TASK MATERIAL:

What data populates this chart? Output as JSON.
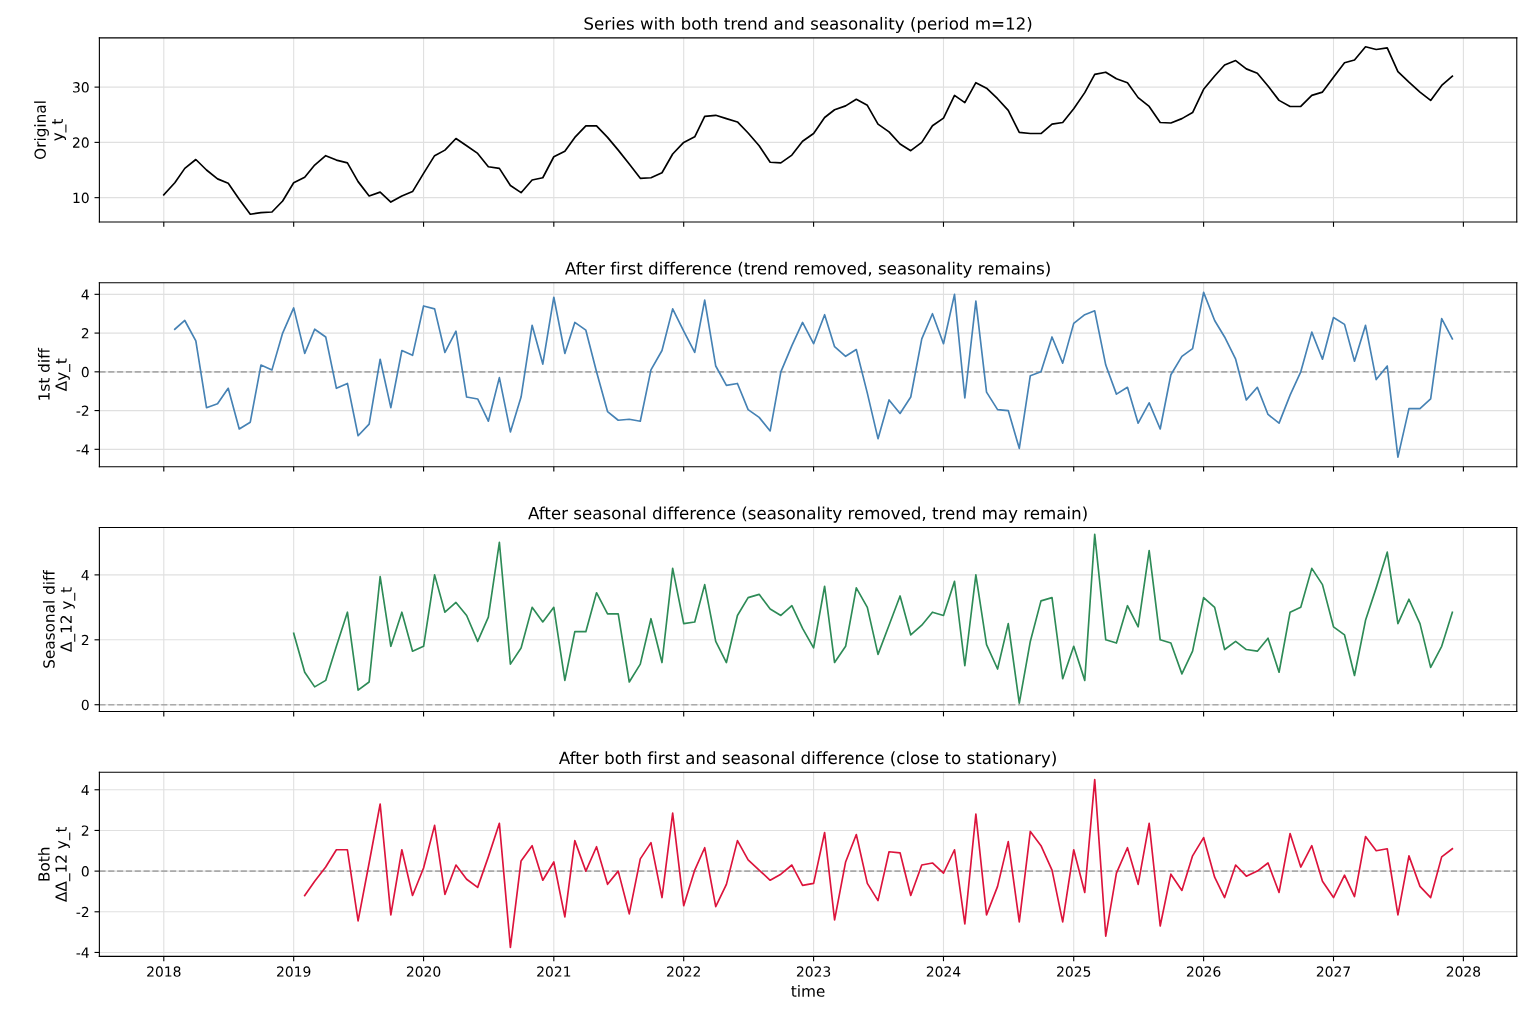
{
  "chart_data": [
    {
      "type": "line",
      "title": "Series with both trend and seasonality (period m=12)",
      "ylabel": "Original\ny_t",
      "tick_labels": "y",
      "grid": true,
      "x": [
        "2018-01",
        "2018-02",
        "2018-03",
        "2018-04",
        "2018-05",
        "2018-06",
        "2018-07",
        "2018-08",
        "2018-09",
        "2018-10",
        "2018-11",
        "2018-12",
        "2019-01",
        "2019-02",
        "2019-03",
        "2019-04",
        "2019-05",
        "2019-06",
        "2019-07",
        "2019-08",
        "2019-09",
        "2019-10",
        "2019-11",
        "2019-12",
        "2020-01",
        "2020-02",
        "2020-03",
        "2020-04",
        "2020-05",
        "2020-06",
        "2020-07",
        "2020-08",
        "2020-09",
        "2020-10",
        "2020-11",
        "2020-12",
        "2021-01",
        "2021-02",
        "2021-03",
        "2021-04",
        "2021-05",
        "2021-06",
        "2021-07",
        "2021-08",
        "2021-09",
        "2021-10",
        "2021-11",
        "2021-12",
        "2022-01",
        "2022-02",
        "2022-03",
        "2022-04",
        "2022-05",
        "2022-06",
        "2022-07",
        "2022-08",
        "2022-09",
        "2022-10",
        "2022-11",
        "2022-12",
        "2023-01",
        "2023-02",
        "2023-03",
        "2023-04",
        "2023-05",
        "2023-06",
        "2023-07",
        "2023-08",
        "2023-09",
        "2023-10",
        "2023-11",
        "2023-12",
        "2024-01",
        "2024-02",
        "2024-03",
        "2024-04",
        "2024-05",
        "2024-06",
        "2024-07",
        "2024-08",
        "2024-09",
        "2024-10",
        "2024-11",
        "2024-12",
        "2025-01",
        "2025-02",
        "2025-03",
        "2025-04",
        "2025-05",
        "2025-06",
        "2025-07",
        "2025-08",
        "2025-09",
        "2025-10",
        "2025-11",
        "2025-12",
        "2026-01",
        "2026-02",
        "2026-03",
        "2026-04",
        "2026-05",
        "2026-06",
        "2026-07",
        "2026-08",
        "2026-09",
        "2026-10",
        "2026-11",
        "2026-12",
        "2027-01",
        "2027-02",
        "2027-03",
        "2027-04",
        "2027-05",
        "2027-06",
        "2027-07",
        "2027-08",
        "2027-09",
        "2027-10",
        "2027-11",
        "2027-12"
      ],
      "xlim": [
        "2017-07-04",
        "2028-05-30"
      ],
      "xticks": [
        "2018",
        "2019",
        "2020",
        "2021",
        "2022",
        "2023",
        "2024",
        "2025",
        "2026",
        "2027",
        "2028"
      ],
      "ylim": [
        5.6,
        38.9
      ],
      "yticks": [
        10,
        20,
        30
      ],
      "series": [
        {
          "color": "#000000",
          "values": [
            10.5,
            12.7,
            15.3,
            16.9,
            15.0,
            13.4,
            12.6,
            9.7,
            7.0,
            7.3,
            7.4,
            9.4,
            12.7,
            13.7,
            15.9,
            17.6,
            16.8,
            16.3,
            12.9,
            10.3,
            11.0,
            9.2,
            10.3,
            11.1,
            14.4,
            17.6,
            18.6,
            20.7,
            19.4,
            18.0,
            15.6,
            15.3,
            12.2,
            10.9,
            13.2,
            13.6,
            17.4,
            18.4,
            20.9,
            23.0,
            23.0,
            20.9,
            18.6,
            16.1,
            13.5,
            13.6,
            14.5,
            17.9,
            20.0,
            21.0,
            24.7,
            24.9,
            24.3,
            23.7,
            21.7,
            19.4,
            16.4,
            16.3,
            17.7,
            20.2,
            21.6,
            24.5,
            25.9,
            26.6,
            27.8,
            26.7,
            23.3,
            21.9,
            19.7,
            18.5,
            20.0,
            23.0,
            24.4,
            28.5,
            27.2,
            30.8,
            29.8,
            27.9,
            25.8,
            21.8,
            21.6,
            21.6,
            23.3,
            23.6,
            26.1,
            29.0,
            32.3,
            32.7,
            31.5,
            30.8,
            28.1,
            26.5,
            23.6,
            23.5,
            24.3,
            25.4,
            29.6,
            32.0,
            34.0,
            34.8,
            33.3,
            32.5,
            30.2,
            27.6,
            26.5,
            26.5,
            28.5,
            29.1,
            31.8,
            34.4,
            34.9,
            37.3,
            36.8,
            37.1,
            32.8,
            30.9,
            29.1,
            27.6,
            30.3,
            32.0
          ]
        }
      ]
    },
    {
      "type": "line",
      "title": "After first difference (trend removed, seasonality remains)",
      "ylabel": "1st diff\nΔy_t",
      "tick_labels": "y",
      "grid": true,
      "x": [
        "2018-02",
        "2018-03",
        "2018-04",
        "2018-05",
        "2018-06",
        "2018-07",
        "2018-08",
        "2018-09",
        "2018-10",
        "2018-11",
        "2018-12",
        "2019-01",
        "2019-02",
        "2019-03",
        "2019-04",
        "2019-05",
        "2019-06",
        "2019-07",
        "2019-08",
        "2019-09",
        "2019-10",
        "2019-11",
        "2019-12",
        "2020-01",
        "2020-02",
        "2020-03",
        "2020-04",
        "2020-05",
        "2020-06",
        "2020-07",
        "2020-08",
        "2020-09",
        "2020-10",
        "2020-11",
        "2020-12",
        "2021-01",
        "2021-02",
        "2021-03",
        "2021-04",
        "2021-05",
        "2021-06",
        "2021-07",
        "2021-08",
        "2021-09",
        "2021-10",
        "2021-11",
        "2021-12",
        "2022-01",
        "2022-02",
        "2022-03",
        "2022-04",
        "2022-05",
        "2022-06",
        "2022-07",
        "2022-08",
        "2022-09",
        "2022-10",
        "2022-11",
        "2022-12",
        "2023-01",
        "2023-02",
        "2023-03",
        "2023-04",
        "2023-05",
        "2023-06",
        "2023-07",
        "2023-08",
        "2023-09",
        "2023-10",
        "2023-11",
        "2023-12",
        "2024-01",
        "2024-02",
        "2024-03",
        "2024-04",
        "2024-05",
        "2024-06",
        "2024-07",
        "2024-08",
        "2024-09",
        "2024-10",
        "2024-11",
        "2024-12",
        "2025-01",
        "2025-02",
        "2025-03",
        "2025-04",
        "2025-05",
        "2025-06",
        "2025-07",
        "2025-08",
        "2025-09",
        "2025-10",
        "2025-11",
        "2025-12",
        "2026-01",
        "2026-02",
        "2026-03",
        "2026-04",
        "2026-05",
        "2026-06",
        "2026-07",
        "2026-08",
        "2026-09",
        "2026-10",
        "2026-11",
        "2026-12",
        "2027-01",
        "2027-02",
        "2027-03",
        "2027-04",
        "2027-05",
        "2027-06",
        "2027-07",
        "2027-08",
        "2027-09",
        "2027-10",
        "2027-11",
        "2027-12"
      ],
      "xlim": [
        "2017-07-04",
        "2028-05-30"
      ],
      "xticks": [
        "2018",
        "2019",
        "2020",
        "2021",
        "2022",
        "2023",
        "2024",
        "2025",
        "2026",
        "2027",
        "2028"
      ],
      "ylim": [
        -4.9,
        4.6
      ],
      "yticks": [
        -4,
        -2,
        0,
        2,
        4
      ],
      "ref_lines": [
        {
          "axis": "y",
          "value": 0,
          "color": "#aaaaaa",
          "line_style": "dashed"
        }
      ],
      "series": [
        {
          "color": "#4682b4",
          "values": [
            2.2,
            2.65,
            1.6,
            -1.85,
            -1.65,
            -0.85,
            -2.95,
            -2.6,
            0.35,
            0.1,
            2.0,
            3.3,
            0.95,
            2.2,
            1.8,
            -0.85,
            -0.6,
            -3.3,
            -2.7,
            0.65,
            -1.85,
            1.1,
            0.85,
            3.4,
            3.25,
            1.0,
            2.1,
            -1.3,
            -1.4,
            -2.55,
            -0.3,
            -3.1,
            -1.3,
            2.4,
            0.4,
            3.85,
            0.95,
            2.55,
            2.15,
            0.0,
            -2.05,
            -2.5,
            -2.45,
            -2.55,
            0.1,
            1.1,
            3.25,
            2.1,
            1.0,
            3.7,
            0.3,
            -0.7,
            -0.6,
            -1.95,
            -2.35,
            -3.05,
            0.0,
            1.35,
            2.55,
            1.45,
            2.95,
            1.3,
            0.8,
            1.15,
            -1.1,
            -3.45,
            -1.45,
            -2.15,
            -1.3,
            1.7,
            3.0,
            1.45,
            4.0,
            -1.35,
            3.65,
            -1.05,
            -1.95,
            -2.0,
            -3.95,
            -0.2,
            0.0,
            1.8,
            0.45,
            2.5,
            2.95,
            3.15,
            0.35,
            -1.15,
            -0.8,
            -2.65,
            -1.6,
            -2.95,
            -0.15,
            0.8,
            1.2,
            4.1,
            2.65,
            1.8,
            0.65,
            -1.45,
            -0.8,
            -2.2,
            -2.65,
            -1.2,
            0.0,
            2.05,
            0.65,
            2.8,
            2.45,
            0.55,
            2.4,
            -0.4,
            0.3,
            -4.4,
            -1.9,
            -1.9,
            -1.4,
            2.75,
            1.7
          ]
        }
      ]
    },
    {
      "type": "line",
      "title": "After seasonal difference (seasonality removed, trend may remain)",
      "ylabel": "Seasonal diff\nΔ_12 y_t",
      "tick_labels": "y",
      "grid": true,
      "x": [
        "2019-01",
        "2019-02",
        "2019-03",
        "2019-04",
        "2019-05",
        "2019-06",
        "2019-07",
        "2019-08",
        "2019-09",
        "2019-10",
        "2019-11",
        "2019-12",
        "2020-01",
        "2020-02",
        "2020-03",
        "2020-04",
        "2020-05",
        "2020-06",
        "2020-07",
        "2020-08",
        "2020-09",
        "2020-10",
        "2020-11",
        "2020-12",
        "2021-01",
        "2021-02",
        "2021-03",
        "2021-04",
        "2021-05",
        "2021-06",
        "2021-07",
        "2021-08",
        "2021-09",
        "2021-10",
        "2021-11",
        "2021-12",
        "2022-01",
        "2022-02",
        "2022-03",
        "2022-04",
        "2022-05",
        "2022-06",
        "2022-07",
        "2022-08",
        "2022-09",
        "2022-10",
        "2022-11",
        "2022-12",
        "2023-01",
        "2023-02",
        "2023-03",
        "2023-04",
        "2023-05",
        "2023-06",
        "2023-07",
        "2023-08",
        "2023-09",
        "2023-10",
        "2023-11",
        "2023-12",
        "2024-01",
        "2024-02",
        "2024-03",
        "2024-04",
        "2024-05",
        "2024-06",
        "2024-07",
        "2024-08",
        "2024-09",
        "2024-10",
        "2024-11",
        "2024-12",
        "2025-01",
        "2025-02",
        "2025-03",
        "2025-04",
        "2025-05",
        "2025-06",
        "2025-07",
        "2025-08",
        "2025-09",
        "2025-10",
        "2025-11",
        "2025-12",
        "2026-01",
        "2026-02",
        "2026-03",
        "2026-04",
        "2026-05",
        "2026-06",
        "2026-07",
        "2026-08",
        "2026-09",
        "2026-10",
        "2026-11",
        "2026-12",
        "2027-01",
        "2027-02",
        "2027-03",
        "2027-04",
        "2027-05",
        "2027-06",
        "2027-07",
        "2027-08",
        "2027-09",
        "2027-10",
        "2027-11",
        "2027-12"
      ],
      "xlim": [
        "2017-07-04",
        "2028-05-30"
      ],
      "xticks": [
        "2018",
        "2019",
        "2020",
        "2021",
        "2022",
        "2023",
        "2024",
        "2025",
        "2026",
        "2027",
        "2028"
      ],
      "ylim": [
        -0.21,
        5.46
      ],
      "yticks": [
        0,
        2,
        4
      ],
      "ref_lines": [
        {
          "axis": "y",
          "value": 0,
          "color": "#aaaaaa",
          "line_style": "dashed"
        }
      ],
      "series": [
        {
          "color": "#2e8b57",
          "values": [
            2.2,
            1.0,
            0.55,
            0.75,
            1.8,
            2.85,
            0.45,
            0.7,
            3.95,
            1.8,
            2.85,
            1.65,
            1.8,
            4.0,
            2.85,
            3.15,
            2.75,
            1.95,
            2.7,
            5.0,
            1.25,
            1.75,
            3.0,
            2.55,
            3.0,
            0.75,
            2.25,
            2.25,
            3.45,
            2.8,
            2.8,
            0.7,
            1.25,
            2.65,
            1.3,
            4.2,
            2.5,
            2.55,
            3.7,
            1.95,
            1.3,
            2.75,
            3.3,
            3.4,
            2.95,
            2.75,
            3.05,
            2.35,
            1.75,
            3.65,
            1.3,
            1.8,
            3.6,
            3.0,
            1.55,
            2.45,
            3.35,
            2.15,
            2.45,
            2.85,
            2.75,
            3.8,
            1.2,
            4.0,
            1.85,
            1.1,
            2.5,
            0.05,
            1.95,
            3.2,
            3.3,
            0.8,
            1.8,
            0.75,
            5.25,
            2.0,
            1.9,
            3.05,
            2.4,
            4.75,
            2.0,
            1.9,
            0.95,
            1.65,
            3.3,
            3.0,
            1.7,
            1.95,
            1.7,
            1.65,
            2.05,
            1.0,
            2.85,
            3.0,
            4.2,
            3.7,
            2.4,
            2.15,
            0.9,
            2.6,
            3.6,
            4.7,
            2.5,
            3.25,
            2.5,
            1.15,
            1.8,
            2.85
          ]
        }
      ]
    },
    {
      "type": "line",
      "title": "After both first and seasonal difference (close to stationary)",
      "xlabel": "time",
      "ylabel": "Both\nΔΔ_12 y_t",
      "grid": true,
      "x": [
        "2019-02",
        "2019-03",
        "2019-04",
        "2019-05",
        "2019-06",
        "2019-07",
        "2019-08",
        "2019-09",
        "2019-10",
        "2019-11",
        "2019-12",
        "2020-01",
        "2020-02",
        "2020-03",
        "2020-04",
        "2020-05",
        "2020-06",
        "2020-07",
        "2020-08",
        "2020-09",
        "2020-10",
        "2020-11",
        "2020-12",
        "2021-01",
        "2021-02",
        "2021-03",
        "2021-04",
        "2021-05",
        "2021-06",
        "2021-07",
        "2021-08",
        "2021-09",
        "2021-10",
        "2021-11",
        "2021-12",
        "2022-01",
        "2022-02",
        "2022-03",
        "2022-04",
        "2022-05",
        "2022-06",
        "2022-07",
        "2022-08",
        "2022-09",
        "2022-10",
        "2022-11",
        "2022-12",
        "2023-01",
        "2023-02",
        "2023-03",
        "2023-04",
        "2023-05",
        "2023-06",
        "2023-07",
        "2023-08",
        "2023-09",
        "2023-10",
        "2023-11",
        "2023-12",
        "2024-01",
        "2024-02",
        "2024-03",
        "2024-04",
        "2024-05",
        "2024-06",
        "2024-07",
        "2024-08",
        "2024-09",
        "2024-10",
        "2024-11",
        "2024-12",
        "2025-01",
        "2025-02",
        "2025-03",
        "2025-04",
        "2025-05",
        "2025-06",
        "2025-07",
        "2025-08",
        "2025-09",
        "2025-10",
        "2025-11",
        "2025-12",
        "2026-01",
        "2026-02",
        "2026-03",
        "2026-04",
        "2026-05",
        "2026-06",
        "2026-07",
        "2026-08",
        "2026-09",
        "2026-10",
        "2026-11",
        "2026-12",
        "2027-01",
        "2027-02",
        "2027-03",
        "2027-04",
        "2027-05",
        "2027-06",
        "2027-07",
        "2027-08",
        "2027-09",
        "2027-10",
        "2027-11",
        "2027-12"
      ],
      "xlim": [
        "2017-07-04",
        "2028-05-30"
      ],
      "xticks": [
        {
          "value": "2018",
          "label": "2018"
        },
        {
          "value": "2019",
          "label": "2019"
        },
        {
          "value": "2020",
          "label": "2020"
        },
        {
          "value": "2021",
          "label": "2021"
        },
        {
          "value": "2022",
          "label": "2022"
        },
        {
          "value": "2023",
          "label": "2023"
        },
        {
          "value": "2024",
          "label": "2024"
        },
        {
          "value": "2025",
          "label": "2025"
        },
        {
          "value": "2026",
          "label": "2026"
        },
        {
          "value": "2027",
          "label": "2027"
        },
        {
          "value": "2028",
          "label": "2028"
        }
      ],
      "ylim": [
        -4.19,
        4.86
      ],
      "yticks": [
        -4,
        -2,
        0,
        2,
        4
      ],
      "ref_lines": [
        {
          "axis": "y",
          "value": 0,
          "color": "#aaaaaa",
          "line_style": "dashed"
        }
      ],
      "series": [
        {
          "color": "#dc143c",
          "values": [
            -1.2,
            -0.5,
            0.2,
            1.05,
            1.05,
            -2.45,
            0.4,
            3.3,
            -2.15,
            1.05,
            -1.2,
            0.15,
            2.25,
            -1.15,
            0.3,
            -0.4,
            -0.8,
            0.7,
            2.35,
            -3.75,
            0.5,
            1.25,
            -0.45,
            0.45,
            -2.25,
            1.5,
            0.0,
            1.2,
            -0.65,
            0.0,
            -2.1,
            0.6,
            1.4,
            -1.3,
            2.85,
            -1.7,
            0.05,
            1.15,
            -1.75,
            -0.65,
            1.5,
            0.55,
            0.05,
            -0.45,
            -0.15,
            0.3,
            -0.7,
            -0.6,
            1.9,
            -2.4,
            0.45,
            1.8,
            -0.6,
            -1.45,
            0.95,
            0.9,
            -1.2,
            0.3,
            0.4,
            -0.1,
            1.05,
            -2.6,
            2.8,
            -2.15,
            -0.75,
            1.45,
            -2.5,
            1.95,
            1.25,
            0.05,
            -2.5,
            1.05,
            -1.05,
            4.5,
            -3.2,
            -0.1,
            1.15,
            -0.65,
            2.35,
            -2.7,
            -0.15,
            -0.95,
            0.75,
            1.65,
            -0.3,
            -1.3,
            0.3,
            -0.25,
            0.0,
            0.4,
            -1.05,
            1.85,
            0.2,
            1.25,
            -0.5,
            -1.3,
            -0.2,
            -1.25,
            1.7,
            1.0,
            1.1,
            -2.15,
            0.75,
            -0.75,
            -1.3,
            0.7,
            1.1
          ]
        }
      ]
    }
  ]
}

BRIEF: Looking at the material above, count the lines containing the string "removed" and reply with the count alone.

RESPONSE BELOW: 2